[Start TASK INPUTS]

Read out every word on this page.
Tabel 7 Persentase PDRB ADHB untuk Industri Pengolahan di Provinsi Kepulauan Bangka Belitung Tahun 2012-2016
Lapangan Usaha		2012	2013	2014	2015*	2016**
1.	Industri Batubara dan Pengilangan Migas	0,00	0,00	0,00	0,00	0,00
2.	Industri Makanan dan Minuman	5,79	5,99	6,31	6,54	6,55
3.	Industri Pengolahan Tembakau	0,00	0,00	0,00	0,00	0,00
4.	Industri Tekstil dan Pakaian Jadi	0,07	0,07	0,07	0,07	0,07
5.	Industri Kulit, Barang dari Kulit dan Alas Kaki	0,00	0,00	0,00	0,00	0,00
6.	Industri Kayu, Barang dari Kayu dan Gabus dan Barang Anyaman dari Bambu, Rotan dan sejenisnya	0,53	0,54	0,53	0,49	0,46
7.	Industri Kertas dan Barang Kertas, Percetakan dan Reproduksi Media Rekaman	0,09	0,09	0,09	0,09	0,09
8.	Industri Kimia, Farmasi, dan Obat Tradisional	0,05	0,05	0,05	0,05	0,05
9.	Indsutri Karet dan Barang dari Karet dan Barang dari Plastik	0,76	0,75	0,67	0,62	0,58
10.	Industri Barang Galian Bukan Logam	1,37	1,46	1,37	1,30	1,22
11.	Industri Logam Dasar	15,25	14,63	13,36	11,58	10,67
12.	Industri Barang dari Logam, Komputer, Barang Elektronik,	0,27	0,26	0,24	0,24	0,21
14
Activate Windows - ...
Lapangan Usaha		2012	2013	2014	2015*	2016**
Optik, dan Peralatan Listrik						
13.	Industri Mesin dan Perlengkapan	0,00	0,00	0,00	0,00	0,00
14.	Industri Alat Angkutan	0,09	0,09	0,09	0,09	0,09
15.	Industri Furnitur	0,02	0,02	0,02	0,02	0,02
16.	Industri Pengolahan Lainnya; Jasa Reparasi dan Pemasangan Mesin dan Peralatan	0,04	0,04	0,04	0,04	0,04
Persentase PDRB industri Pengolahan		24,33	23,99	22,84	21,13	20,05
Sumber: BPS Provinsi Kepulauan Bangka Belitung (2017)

[End TASK INPUTS]

__TASK BRIEF__: Copy every line verbatim.

__REPLY TO THE EXERCISE__:
Read out every word on this page.
Tabel 7 Persentase PDRB ADHB untuk Industri Pengolahan di Provinsi Kepulauan Bangka Belitung Tahun 2012-2016
Lapangan Usaha		2012	2013	2014	2015*	2016**
1.	Industri Batubara dan Pengilangan Migas	0,00	0,00	0,00	0,00	0,00
2.	Industri Makanan dan Minuman	5,79	5,99	6,31	6,54	6,55
3.	Industri Pengolahan Tembakau	0,00	0,00	0,00	0,00	0,00
4.	Industri Tekstil dan Pakaian Jadi	0,07	0,07	0,07	0,07	0,07
5.	Industri Kulit, Barang dari Kulit dan Alas Kaki	0,00	0,00	0,00	0,00	0,00
6.	Industri Kayu, Barang dari Kayu dan Gabus dan Barang Anyaman dari Bambu, Rotan dan sejenisnya	0,53	0,54	0,53	0,49	0,46
7.	Industri Kertas dan Barang Kertas, Percetakan dan Reproduksi Media Rekaman	0,09	0,09	0,09	0,09	0,09
8.	Industri Kimia, Farmasi, dan Obat Tradisional	0,05	0,05	0,05	0,05	0,05
9.	Indsutri Karet dan Barang dari Karet dan Barang dari Plastik	0,76	0,75	0,67	0,62	0,58
10.	Industri Barang Galian Bukan Logam	1,37	1,46	1,37	1,30	1,22
11.	Industri Logam Dasar	15,25	14,63	13,36	11,58	10,67
12.	Industri Barang dari Logam, Komputer, Barang Elektronik,	0,27	0,26	0,24	0,24	0,21
14
Activate Windows - ...
Lapangan Usaha		2012	2013	2014	2015*	2016**
Optik, dan Peralatan Listrik						
13.	Industri Mesin dan Perlengkapan	0,00	0,00	0,00	0,00	0,00
14.	Industri Alat Angkutan	0,09	0,09	0,09	0,09	0,09
15.	Industri Furnitur	0,02	0,02	0,02	0,02	0,02
16.	Industri Pengolahan Lainnya; Jasa Reparasi dan Pemasangan Mesin dan Peralatan	0,04	0,04	0,04	0,04	0,04
Persentase PDRB industri Pengolahan		24,33	23,99	22,84	21,13	20,05
Sumber: BPS Provinsi Kepulauan Bangka Belitung (2017)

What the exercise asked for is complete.